*Task prompt*. Every record below should be printed exactly as given.
## Begin Raw records
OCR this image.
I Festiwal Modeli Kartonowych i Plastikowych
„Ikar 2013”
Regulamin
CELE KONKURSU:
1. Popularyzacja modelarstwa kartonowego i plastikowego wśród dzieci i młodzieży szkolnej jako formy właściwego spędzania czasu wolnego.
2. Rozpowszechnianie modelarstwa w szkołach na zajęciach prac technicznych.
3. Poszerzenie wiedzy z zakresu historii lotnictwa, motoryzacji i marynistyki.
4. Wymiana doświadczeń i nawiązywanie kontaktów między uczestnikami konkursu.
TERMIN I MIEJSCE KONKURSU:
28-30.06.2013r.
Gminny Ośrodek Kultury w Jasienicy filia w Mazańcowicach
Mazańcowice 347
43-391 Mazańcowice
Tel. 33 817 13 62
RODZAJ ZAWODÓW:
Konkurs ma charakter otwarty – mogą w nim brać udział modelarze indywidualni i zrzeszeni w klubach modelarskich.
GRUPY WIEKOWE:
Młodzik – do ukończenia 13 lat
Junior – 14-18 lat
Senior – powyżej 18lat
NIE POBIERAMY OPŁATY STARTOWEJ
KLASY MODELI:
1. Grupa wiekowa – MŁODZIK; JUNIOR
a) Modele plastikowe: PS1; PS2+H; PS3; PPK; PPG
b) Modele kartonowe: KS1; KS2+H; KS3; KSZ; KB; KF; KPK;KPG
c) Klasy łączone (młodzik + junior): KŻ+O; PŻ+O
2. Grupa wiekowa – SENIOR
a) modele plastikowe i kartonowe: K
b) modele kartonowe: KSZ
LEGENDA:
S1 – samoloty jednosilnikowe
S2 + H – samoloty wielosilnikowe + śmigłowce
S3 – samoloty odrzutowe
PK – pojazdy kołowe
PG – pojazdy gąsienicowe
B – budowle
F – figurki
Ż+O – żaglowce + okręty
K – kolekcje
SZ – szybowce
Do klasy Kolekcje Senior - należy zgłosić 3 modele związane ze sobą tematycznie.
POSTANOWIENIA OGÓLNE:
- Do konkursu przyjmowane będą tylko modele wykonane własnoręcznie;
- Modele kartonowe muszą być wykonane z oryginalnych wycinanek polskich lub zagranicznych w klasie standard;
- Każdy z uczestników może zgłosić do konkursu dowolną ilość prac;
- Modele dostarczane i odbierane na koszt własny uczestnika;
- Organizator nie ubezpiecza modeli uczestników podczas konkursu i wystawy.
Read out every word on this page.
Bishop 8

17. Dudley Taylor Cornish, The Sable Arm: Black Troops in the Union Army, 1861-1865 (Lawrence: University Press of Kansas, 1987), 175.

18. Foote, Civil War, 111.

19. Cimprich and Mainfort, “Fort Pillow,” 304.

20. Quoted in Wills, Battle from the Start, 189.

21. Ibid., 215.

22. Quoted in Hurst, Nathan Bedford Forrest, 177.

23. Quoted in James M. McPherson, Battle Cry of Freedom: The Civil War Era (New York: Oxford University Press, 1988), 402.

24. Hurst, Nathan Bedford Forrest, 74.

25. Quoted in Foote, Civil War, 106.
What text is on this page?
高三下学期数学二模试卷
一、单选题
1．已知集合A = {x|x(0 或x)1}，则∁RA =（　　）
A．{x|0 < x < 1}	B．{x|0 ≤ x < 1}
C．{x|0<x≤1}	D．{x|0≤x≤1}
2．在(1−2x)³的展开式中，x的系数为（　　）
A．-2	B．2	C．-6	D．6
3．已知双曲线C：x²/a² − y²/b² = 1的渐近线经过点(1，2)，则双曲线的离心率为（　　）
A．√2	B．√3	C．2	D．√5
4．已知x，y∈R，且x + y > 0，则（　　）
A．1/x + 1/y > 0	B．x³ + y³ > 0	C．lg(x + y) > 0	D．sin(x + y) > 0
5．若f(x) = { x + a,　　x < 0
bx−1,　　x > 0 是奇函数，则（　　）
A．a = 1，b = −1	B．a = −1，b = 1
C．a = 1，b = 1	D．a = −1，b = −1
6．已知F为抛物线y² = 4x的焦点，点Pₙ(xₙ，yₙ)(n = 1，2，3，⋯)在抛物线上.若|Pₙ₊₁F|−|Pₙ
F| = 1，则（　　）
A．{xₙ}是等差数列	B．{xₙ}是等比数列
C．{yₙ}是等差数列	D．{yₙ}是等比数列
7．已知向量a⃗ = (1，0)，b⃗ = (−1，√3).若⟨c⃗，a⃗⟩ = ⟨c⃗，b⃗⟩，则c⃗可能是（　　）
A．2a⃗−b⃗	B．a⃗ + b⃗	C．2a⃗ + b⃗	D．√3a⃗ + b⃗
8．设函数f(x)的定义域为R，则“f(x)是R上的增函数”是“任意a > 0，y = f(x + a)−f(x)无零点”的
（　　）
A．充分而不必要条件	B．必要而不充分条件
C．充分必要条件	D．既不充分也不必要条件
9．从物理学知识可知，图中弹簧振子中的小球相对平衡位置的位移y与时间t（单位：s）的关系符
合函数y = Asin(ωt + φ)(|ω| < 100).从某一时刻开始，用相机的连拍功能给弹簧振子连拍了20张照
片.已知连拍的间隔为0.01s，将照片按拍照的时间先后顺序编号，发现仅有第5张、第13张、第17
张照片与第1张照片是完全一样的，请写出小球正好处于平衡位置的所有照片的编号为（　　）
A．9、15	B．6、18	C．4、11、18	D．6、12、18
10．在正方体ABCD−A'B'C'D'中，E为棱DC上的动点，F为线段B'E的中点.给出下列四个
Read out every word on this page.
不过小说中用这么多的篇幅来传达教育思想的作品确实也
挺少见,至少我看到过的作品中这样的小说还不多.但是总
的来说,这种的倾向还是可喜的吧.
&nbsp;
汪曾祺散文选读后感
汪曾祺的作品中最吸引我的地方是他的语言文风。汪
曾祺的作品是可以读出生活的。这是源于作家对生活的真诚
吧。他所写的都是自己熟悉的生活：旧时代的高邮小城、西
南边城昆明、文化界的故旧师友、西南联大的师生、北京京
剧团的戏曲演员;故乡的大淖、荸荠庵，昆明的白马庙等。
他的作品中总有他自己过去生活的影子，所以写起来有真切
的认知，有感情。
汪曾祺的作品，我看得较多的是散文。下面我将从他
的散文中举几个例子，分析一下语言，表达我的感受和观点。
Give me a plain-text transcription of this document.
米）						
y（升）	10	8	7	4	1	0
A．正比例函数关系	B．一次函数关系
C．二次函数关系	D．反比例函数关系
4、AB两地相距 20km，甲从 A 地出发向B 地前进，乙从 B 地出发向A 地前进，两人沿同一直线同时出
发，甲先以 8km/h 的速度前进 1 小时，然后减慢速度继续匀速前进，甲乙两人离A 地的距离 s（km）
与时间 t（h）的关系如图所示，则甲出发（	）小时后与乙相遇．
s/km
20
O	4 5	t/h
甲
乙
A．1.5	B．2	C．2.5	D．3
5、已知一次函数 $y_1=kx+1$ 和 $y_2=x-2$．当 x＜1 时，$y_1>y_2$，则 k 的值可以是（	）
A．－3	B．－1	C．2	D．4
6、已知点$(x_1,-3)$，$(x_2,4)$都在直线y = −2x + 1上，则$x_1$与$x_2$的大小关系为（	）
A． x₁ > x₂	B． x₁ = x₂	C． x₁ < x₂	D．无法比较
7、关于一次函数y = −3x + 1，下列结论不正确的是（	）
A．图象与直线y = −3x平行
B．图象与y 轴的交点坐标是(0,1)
## End Raw records
*Response*.
OCR this image.
I Festiwal Modeli Kartonowych i Plastikowych
„Ikar 2013”
Regulamin
CELE KONKURSU:
1. Popularyzacja modelarstwa kartonowego i plastikowego wśród dzieci i młodzieży szkolnej jako formy właściwego spędzania czasu wolnego.
2. Rozpowszechnianie modelarstwa w szkołach na zajęciach prac technicznych.
3. Poszerzenie wiedzy z zakresu historii lotnictwa, motoryzacji i marynistyki.
4. Wymiana doświadczeń i nawiązywanie kontaktów między uczestnikami konkursu.
TERMIN I MIEJSCE KONKURSU:
28-30.06.2013r.
Gminny Ośrodek Kultury w Jasienicy filia w Mazańcowicach
Mazańcowice 347
43-391 Mazańcowice
Tel. 33 817 13 62
RODZAJ ZAWODÓW:
Konkurs ma charakter otwarty – mogą w nim brać udział modelarze indywidualni i zrzeszeni w klubach modelarskich.
GRUPY WIEKOWE:
Młodzik – do ukończenia 13 lat
Junior – 14-18 lat
Senior – powyżej 18lat
NIE POBIERAMY OPŁATY STARTOWEJ
KLASY MODELI:
1. Grupa wiekowa – MŁODZIK; JUNIOR
a) Modele plastikowe: PS1; PS2+H; PS3; PPK; PPG
b) Modele kartonowe: KS1; KS2+H; KS3; KSZ; KB; KF; KPK;KPG
c) Klasy łączone (młodzik + junior): KŻ+O; PŻ+O
2. Grupa wiekowa – SENIOR
a) modele plastikowe i kartonowe: K
b) modele kartonowe: KSZ
LEGENDA:
S1 – samoloty jednosilnikowe
S2 + H – samoloty wielosilnikowe + śmigłowce
S3 – samoloty odrzutowe
PK – pojazdy kołowe
PG – pojazdy gąsienicowe
B – budowle
F – figurki
Ż+O – żaglowce + okręty
K – kolekcje
SZ – szybowce
Do klasy Kolekcje Senior - należy zgłosić 3 modele związane ze sobą tematycznie.
POSTANOWIENIA OGÓLNE:
- Do konkursu przyjmowane będą tylko modele wykonane własnoręcznie;
- Modele kartonowe muszą być wykonane z oryginalnych wycinanek polskich lub zagranicznych w klasie standard;
- Każdy z uczestników może zgłosić do konkursu dowolną ilość prac;
- Modele dostarczane i odbierane na koszt własny uczestnika;
- Organizator nie ubezpiecza modeli uczestników podczas konkursu i wystawy.
Read out every word on this page.
Bishop 8

17. Dudley Taylor Cornish, The Sable Arm: Black Troops in the Union Army, 1861-1865 (Lawrence: University Press of Kansas, 1987), 175.

18. Foote, Civil War, 111.

19. Cimprich and Mainfort, “Fort Pillow,” 304.

20. Quoted in Wills, Battle from the Start, 189.

21. Ibid., 215.

22. Quoted in Hurst, Nathan Bedford Forrest, 177.

23. Quoted in James M. McPherson, Battle Cry of Freedom: The Civil War Era (New York: Oxford University Press, 1988), 402.

24. Hurst, Nathan Bedford Forrest, 74.

25. Quoted in Foote, Civil War, 106.
What text is on this page?
高三下学期数学二模试卷
一、单选题
1．已知集合A = {x|x(0 或x)1}，则∁RA =（　　）
A．{x|0 < x < 1}	B．{x|0 ≤ x < 1}
C．{x|0<x≤1}	D．{x|0≤x≤1}
2．在(1−2x)³的展开式中，x的系数为（　　）
A．-2	B．2	C．-6	D．6
3．已知双曲线C：x²/a² − y²/b² = 1的渐近线经过点(1，2)，则双曲线的离心率为（　　）
A．√2	B．√3	C．2	D．√5
4．已知x，y∈R，且x + y > 0，则（　　）
A．1/x + 1/y > 0	B．x³ + y³ > 0	C．lg(x + y) > 0	D．sin(x + y) > 0
5．若f(x) = { x + a,　　x < 0
bx−1,　　x > 0 是奇函数，则（　　）
A．a = 1，b = −1	B．a = −1，b = 1
C．a = 1，b = 1	D．a = −1，b = −1
6．已知F为抛物线y² = 4x的焦点，点Pₙ(xₙ，yₙ)(n = 1，2，3，⋯)在抛物线上.若|Pₙ₊₁F|−|Pₙ
F| = 1，则（　　）
A．{xₙ}是等差数列	B．{xₙ}是等比数列
C．{yₙ}是等差数列	D．{yₙ}是等比数列
7．已知向量a⃗ = (1，0)，b⃗ = (−1，√3).若⟨c⃗，a⃗⟩ = ⟨c⃗，b⃗⟩，则c⃗可能是（　　）
A．2a⃗−b⃗	B．a⃗ + b⃗	C．2a⃗ + b⃗	D．√3a⃗ + b⃗
8．设函数f(x)的定义域为R，则“f(x)是R上的增函数”是“任意a > 0，y = f(x + a)−f(x)无零点”的
（　　）
A．充分而不必要条件	B．必要而不充分条件
C．充分必要条件	D．既不充分也不必要条件
9．从物理学知识可知，图中弹簧振子中的小球相对平衡位置的位移y与时间t（单位：s）的关系符
合函数y = Asin(ωt + φ)(|ω| < 100).从某一时刻开始，用相机的连拍功能给弹簧振子连拍了20张照
片.已知连拍的间隔为0.01s，将照片按拍照的时间先后顺序编号，发现仅有第5张、第13张、第17
张照片与第1张照片是完全一样的，请写出小球正好处于平衡位置的所有照片的编号为（　　）
A．9、15	B．6、18	C．4、11、18	D．6、12、18
10．在正方体ABCD−A'B'C'D'中，E为棱DC上的动点，F为线段B'E的中点.给出下列四个
Read out every word on this page.
不过小说中用这么多的篇幅来传达教育思想的作品确实也
挺少见,至少我看到过的作品中这样的小说还不多.但是总
的来说,这种的倾向还是可喜的吧.
&nbsp;
汪曾祺散文选读后感
汪曾祺的作品中最吸引我的地方是他的语言文风。汪
曾祺的作品是可以读出生活的。这是源于作家对生活的真诚
吧。他所写的都是自己熟悉的生活：旧时代的高邮小城、西
南边城昆明、文化界的故旧师友、西南联大的师生、北京京
剧团的戏曲演员;故乡的大淖、荸荠庵，昆明的白马庙等。
他的作品中总有他自己过去生活的影子，所以写起来有真切
的认知，有感情。
汪曾祺的作品，我看得较多的是散文。下面我将从他
的散文中举几个例子，分析一下语言，表达我的感受和观点。
Give me a plain-text transcription of this document.
米）						
y（升）	10	8	7	4	1	0
A．正比例函数关系	B．一次函数关系
C．二次函数关系	D．反比例函数关系
4、AB两地相距 20km，甲从 A 地出发向B 地前进，乙从 B 地出发向A 地前进，两人沿同一直线同时出
发，甲先以 8km/h 的速度前进 1 小时，然后减慢速度继续匀速前进，甲乙两人离A 地的距离 s（km）
与时间 t（h）的关系如图所示，则甲出发（	）小时后与乙相遇．
s/km
20
O	4 5	t/h
甲
乙
A．1.5	B．2	C．2.5	D．3
5、已知一次函数 $y_1=kx+1$ 和 $y_2=x-2$．当 x＜1 时，$y_1>y_2$，则 k 的值可以是（	）
A．－3	B．－1	C．2	D．4
6、已知点$(x_1,-3)$，$(x_2,4)$都在直线y = −2x + 1上，则$x_1$与$x_2$的大小关系为（	）
A． x₁ > x₂	B． x₁ = x₂	C． x₁ < x₂	D．无法比较
7、关于一次函数y = −3x + 1，下列结论不正确的是（	）
A．图象与直线y = −3x平行
B．图象与y 轴的交点坐标是(0,1)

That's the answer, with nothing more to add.